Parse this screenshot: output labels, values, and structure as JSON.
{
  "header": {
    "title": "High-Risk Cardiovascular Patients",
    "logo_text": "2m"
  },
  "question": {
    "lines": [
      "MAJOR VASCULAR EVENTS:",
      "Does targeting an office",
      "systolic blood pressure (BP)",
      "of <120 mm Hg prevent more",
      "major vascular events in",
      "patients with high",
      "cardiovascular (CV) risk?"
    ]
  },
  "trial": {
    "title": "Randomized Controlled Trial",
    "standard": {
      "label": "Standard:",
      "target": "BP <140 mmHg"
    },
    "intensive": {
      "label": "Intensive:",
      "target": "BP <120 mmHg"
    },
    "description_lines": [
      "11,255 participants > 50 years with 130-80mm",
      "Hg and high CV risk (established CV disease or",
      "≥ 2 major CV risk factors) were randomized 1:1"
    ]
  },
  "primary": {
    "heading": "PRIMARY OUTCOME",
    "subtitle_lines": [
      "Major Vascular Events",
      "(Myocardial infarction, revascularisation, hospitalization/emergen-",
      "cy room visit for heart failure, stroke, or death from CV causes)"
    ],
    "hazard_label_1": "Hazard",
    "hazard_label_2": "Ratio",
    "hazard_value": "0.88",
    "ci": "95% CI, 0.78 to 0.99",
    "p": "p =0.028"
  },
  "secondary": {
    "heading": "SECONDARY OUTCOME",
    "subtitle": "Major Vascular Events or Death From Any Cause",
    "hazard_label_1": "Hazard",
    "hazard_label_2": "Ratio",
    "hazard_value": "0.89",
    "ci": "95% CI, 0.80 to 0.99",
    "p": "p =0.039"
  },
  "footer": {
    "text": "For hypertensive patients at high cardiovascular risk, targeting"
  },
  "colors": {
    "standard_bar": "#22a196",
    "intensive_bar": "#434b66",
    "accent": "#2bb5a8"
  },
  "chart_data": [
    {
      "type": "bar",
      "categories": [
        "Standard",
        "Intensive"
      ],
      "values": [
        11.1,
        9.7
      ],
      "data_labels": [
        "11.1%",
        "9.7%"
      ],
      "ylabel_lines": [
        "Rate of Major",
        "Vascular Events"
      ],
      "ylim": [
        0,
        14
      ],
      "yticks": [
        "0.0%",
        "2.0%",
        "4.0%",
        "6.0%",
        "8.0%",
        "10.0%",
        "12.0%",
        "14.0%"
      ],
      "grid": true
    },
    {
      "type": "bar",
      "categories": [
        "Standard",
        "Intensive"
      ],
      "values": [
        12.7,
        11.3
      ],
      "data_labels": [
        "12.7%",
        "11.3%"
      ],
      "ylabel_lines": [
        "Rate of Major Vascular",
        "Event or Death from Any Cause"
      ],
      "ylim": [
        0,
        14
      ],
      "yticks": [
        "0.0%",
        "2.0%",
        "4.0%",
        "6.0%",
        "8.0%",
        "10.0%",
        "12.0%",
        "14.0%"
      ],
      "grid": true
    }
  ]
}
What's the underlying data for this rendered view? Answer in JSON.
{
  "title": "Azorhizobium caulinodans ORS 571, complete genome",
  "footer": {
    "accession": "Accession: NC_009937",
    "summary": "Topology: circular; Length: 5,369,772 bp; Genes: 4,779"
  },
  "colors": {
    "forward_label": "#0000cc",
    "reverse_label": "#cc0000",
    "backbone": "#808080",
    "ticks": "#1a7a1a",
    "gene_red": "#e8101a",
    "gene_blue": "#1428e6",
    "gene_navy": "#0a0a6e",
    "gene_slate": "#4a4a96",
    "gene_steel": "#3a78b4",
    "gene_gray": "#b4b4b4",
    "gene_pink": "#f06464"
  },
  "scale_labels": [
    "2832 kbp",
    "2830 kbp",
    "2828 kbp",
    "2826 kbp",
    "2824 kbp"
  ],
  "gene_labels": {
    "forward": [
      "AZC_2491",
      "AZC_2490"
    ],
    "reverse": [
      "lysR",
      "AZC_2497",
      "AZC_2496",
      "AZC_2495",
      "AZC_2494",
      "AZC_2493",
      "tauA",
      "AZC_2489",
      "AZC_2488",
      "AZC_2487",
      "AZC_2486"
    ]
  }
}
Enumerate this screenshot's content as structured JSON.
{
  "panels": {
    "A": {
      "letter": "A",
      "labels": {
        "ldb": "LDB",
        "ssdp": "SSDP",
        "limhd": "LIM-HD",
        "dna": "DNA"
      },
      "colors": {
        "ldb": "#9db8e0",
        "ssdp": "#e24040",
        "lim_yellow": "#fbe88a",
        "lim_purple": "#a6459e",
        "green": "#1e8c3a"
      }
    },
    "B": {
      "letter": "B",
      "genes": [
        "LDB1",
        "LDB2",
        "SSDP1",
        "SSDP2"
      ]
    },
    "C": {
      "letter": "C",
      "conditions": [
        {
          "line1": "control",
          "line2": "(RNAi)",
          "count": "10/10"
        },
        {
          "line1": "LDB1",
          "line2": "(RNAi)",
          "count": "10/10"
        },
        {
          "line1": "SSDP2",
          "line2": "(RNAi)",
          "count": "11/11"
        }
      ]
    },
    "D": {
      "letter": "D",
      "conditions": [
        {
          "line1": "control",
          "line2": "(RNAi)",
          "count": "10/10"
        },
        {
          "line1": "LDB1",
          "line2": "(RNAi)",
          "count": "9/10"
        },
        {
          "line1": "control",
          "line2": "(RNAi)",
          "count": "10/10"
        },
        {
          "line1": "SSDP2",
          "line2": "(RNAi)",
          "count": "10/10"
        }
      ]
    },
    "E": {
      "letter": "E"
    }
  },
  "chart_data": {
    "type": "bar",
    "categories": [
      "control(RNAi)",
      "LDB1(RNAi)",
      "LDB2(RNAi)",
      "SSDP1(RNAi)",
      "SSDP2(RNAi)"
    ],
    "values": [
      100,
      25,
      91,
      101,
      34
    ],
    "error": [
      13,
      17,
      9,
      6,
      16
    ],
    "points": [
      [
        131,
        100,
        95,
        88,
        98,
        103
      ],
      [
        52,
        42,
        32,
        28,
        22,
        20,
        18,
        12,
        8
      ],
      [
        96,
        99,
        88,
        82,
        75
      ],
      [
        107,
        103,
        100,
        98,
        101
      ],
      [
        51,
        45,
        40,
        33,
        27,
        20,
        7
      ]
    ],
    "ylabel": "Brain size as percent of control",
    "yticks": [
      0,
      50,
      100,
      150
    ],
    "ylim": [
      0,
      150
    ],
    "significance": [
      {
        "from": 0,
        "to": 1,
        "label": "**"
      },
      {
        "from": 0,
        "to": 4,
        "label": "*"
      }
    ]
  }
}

What you need to do
Write the records out once more. Each line must match.

Response below
Parse this screenshot: output labels, values, and structure as JSON.
{
  "header": {
    "title": "High-Risk Cardiovascular Patients",
    "logo_text": "2m"
  },
  "question": {
    "lines": [
      "MAJOR VASCULAR EVENTS:",
      "Does targeting an office",
      "systolic blood pressure (BP)",
      "of <120 mm Hg prevent more",
      "major vascular events in",
      "patients with high",
      "cardiovascular (CV) risk?"
    ]
  },
  "trial": {
    "title": "Randomized Controlled Trial",
    "standard": {
      "label": "Standard:",
      "target": "BP <140 mmHg"
    },
    "intensive": {
      "label": "Intensive:",
      "target": "BP <120 mmHg"
    },
    "description_lines": [
      "11,255 participants > 50 years with 130-80mm",
      "Hg and high CV risk (established CV disease or",
      "≥ 2 major CV risk factors) were randomized 1:1"
    ]
  },
  "primary": {
    "heading": "PRIMARY OUTCOME",
    "subtitle_lines": [
      "Major Vascular Events",
      "(Myocardial infarction, revascularisation, hospitalization/emergen-",
      "cy room visit for heart failure, stroke, or death from CV causes)"
    ],
    "hazard_label_1": "Hazard",
    "hazard_label_2": "Ratio",
    "hazard_value": "0.88",
    "ci": "95% CI, 0.78 to 0.99",
    "p": "p =0.028"
  },
  "secondary": {
    "heading": "SECONDARY OUTCOME",
    "subtitle": "Major Vascular Events or Death From Any Cause",
    "hazard_label_1": "Hazard",
    "hazard_label_2": "Ratio",
    "hazard_value": "0.89",
    "ci": "95% CI, 0.80 to 0.99",
    "p": "p =0.039"
  },
  "footer": {
    "text": "For hypertensive patients at high cardiovascular risk, targeting"
  },
  "colors": {
    "standard_bar": "#22a196",
    "intensive_bar": "#434b66",
    "accent": "#2bb5a8"
  },
  "chart_data": [
    {
      "type": "bar",
      "categories": [
        "Standard",
        "Intensive"
      ],
      "values": [
        11.1,
        9.7
      ],
      "data_labels": [
        "11.1%",
        "9.7%"
      ],
      "ylabel_lines": [
        "Rate of Major",
        "Vascular Events"
      ],
      "ylim": [
        0,
        14
      ],
      "yticks": [
        "0.0%",
        "2.0%",
        "4.0%",
        "6.0%",
        "8.0%",
        "10.0%",
        "12.0%",
        "14.0%"
      ],
      "grid": true
    },
    {
      "type": "bar",
      "categories": [
        "Standard",
        "Intensive"
      ],
      "values": [
        12.7,
        11.3
      ],
      "data_labels": [
        "12.7%",
        "11.3%"
      ],
      "ylabel_lines": [
        "Rate of Major Vascular",
        "Event or Death from Any Cause"
      ],
      "ylim": [
        0,
        14
      ],
      "yticks": [
        "0.0%",
        "2.0%",
        "4.0%",
        "6.0%",
        "8.0%",
        "10.0%",
        "12.0%",
        "14.0%"
      ],
      "grid": true
    }
  ]
}
What's the underlying data for this rendered view? Answer in JSON.
{
  "title": "Azorhizobium caulinodans ORS 571, complete genome",
  "footer": {
    "accession": "Accession: NC_009937",
    "summary": "Topology: circular; Length: 5,369,772 bp; Genes: 4,779"
  },
  "colors": {
    "forward_label": "#0000cc",
    "reverse_label": "#cc0000",
    "backbone": "#808080",
    "ticks": "#1a7a1a",
    "gene_red": "#e8101a",
    "gene_blue": "#1428e6",
    "gene_navy": "#0a0a6e",
    "gene_slate": "#4a4a96",
    "gene_steel": "#3a78b4",
    "gene_gray": "#b4b4b4",
    "gene_pink": "#f06464"
  },
  "scale_labels": [
    "2832 kbp",
    "2830 kbp",
    "2828 kbp",
    "2826 kbp",
    "2824 kbp"
  ],
  "gene_labels": {
    "forward": [
      "AZC_2491",
      "AZC_2490"
    ],
    "reverse": [
      "lysR",
      "AZC_2497",
      "AZC_2496",
      "AZC_2495",
      "AZC_2494",
      "AZC_2493",
      "tauA",
      "AZC_2489",
      "AZC_2488",
      "AZC_2487",
      "AZC_2486"
    ]
  }
}
Enumerate this screenshot's content as structured JSON.
{
  "panels": {
    "A": {
      "letter": "A",
      "labels": {
        "ldb": "LDB",
        "ssdp": "SSDP",
        "limhd": "LIM-HD",
        "dna": "DNA"
      },
      "colors": {
        "ldb": "#9db8e0",
        "ssdp": "#e24040",
        "lim_yellow": "#fbe88a",
        "lim_purple": "#a6459e",
        "green": "#1e8c3a"
      }
    },
    "B": {
      "letter": "B",
      "genes": [
        "LDB1",
        "LDB2",
        "SSDP1",
        "SSDP2"
      ]
    },
    "C": {
      "letter": "C",
      "conditions": [
        {
          "line1": "control",
          "line2": "(RNAi)",
          "count": "10/10"
        },
        {
          "line1": "LDB1",
          "line2": "(RNAi)",
          "count": "10/10"
        },
        {
          "line1": "SSDP2",
          "line2": "(RNAi)",
          "count": "11/11"
        }
      ]
    },
    "D": {
      "letter": "D",
      "conditions": [
        {
          "line1": "control",
          "line2": "(RNAi)",
          "count": "10/10"
        },
        {
          "line1": "LDB1",
          "line2": "(RNAi)",
          "count": "9/10"
        },
        {
          "line1": "control",
          "line2": "(RNAi)",
          "count": "10/10"
        },
        {
          "line1": "SSDP2",
          "line2": "(RNAi)",
          "count": "10/10"
        }
      ]
    },
    "E": {
      "letter": "E"
    }
  },
  "chart_data": {
    "type": "bar",
    "categories": [
      "control(RNAi)",
      "LDB1(RNAi)",
      "LDB2(RNAi)",
      "SSDP1(RNAi)",
      "SSDP2(RNAi)"
    ],
    "values": [
      100,
      25,
      91,
      101,
      34
    ],
    "error": [
      13,
      17,
      9,
      6,
      16
    ],
    "points": [
      [
        131,
        100,
        95,
        88,
        98,
        103
      ],
      [
        52,
        42,
        32,
        28,
        22,
        20,
        18,
        12,
        8
      ],
      [
        96,
        99,
        88,
        82,
        75
      ],
      [
        107,
        103,
        100,
        98,
        101
      ],
      [
        51,
        45,
        40,
        33,
        27,
        20,
        7
      ]
    ],
    "ylabel": "Brain size as percent of control",
    "yticks": [
      0,
      50,
      100,
      150
    ],
    "ylim": [
      0,
      150
    ],
    "significance": [
      {
        "from": 0,
        "to": 1,
        "label": "**"
      },
      {
        "from": 0,
        "to": 4,
        "label": "*"
      }
    ]
  }
}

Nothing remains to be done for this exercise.